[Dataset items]
※ ※ ※
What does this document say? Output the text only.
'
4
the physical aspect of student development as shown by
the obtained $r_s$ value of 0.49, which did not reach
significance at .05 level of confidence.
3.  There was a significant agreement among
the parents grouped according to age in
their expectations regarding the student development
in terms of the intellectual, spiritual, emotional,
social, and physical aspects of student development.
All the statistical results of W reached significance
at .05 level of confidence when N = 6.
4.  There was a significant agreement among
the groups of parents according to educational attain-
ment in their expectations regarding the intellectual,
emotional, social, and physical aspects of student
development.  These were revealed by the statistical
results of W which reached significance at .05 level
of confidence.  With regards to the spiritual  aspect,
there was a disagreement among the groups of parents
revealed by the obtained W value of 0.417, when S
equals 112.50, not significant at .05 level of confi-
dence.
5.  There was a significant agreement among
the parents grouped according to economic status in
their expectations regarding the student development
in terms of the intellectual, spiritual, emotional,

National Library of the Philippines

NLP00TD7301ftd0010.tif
※ ※ ※
▸ **The problem**
Find the lines containing "confidence" and list every one of them.

▸ **Reply to the task**
significance at .05 level of confidence.
at .05 level of confidence when N = 6.
of confidence.  With regards to the spiritual  aspect,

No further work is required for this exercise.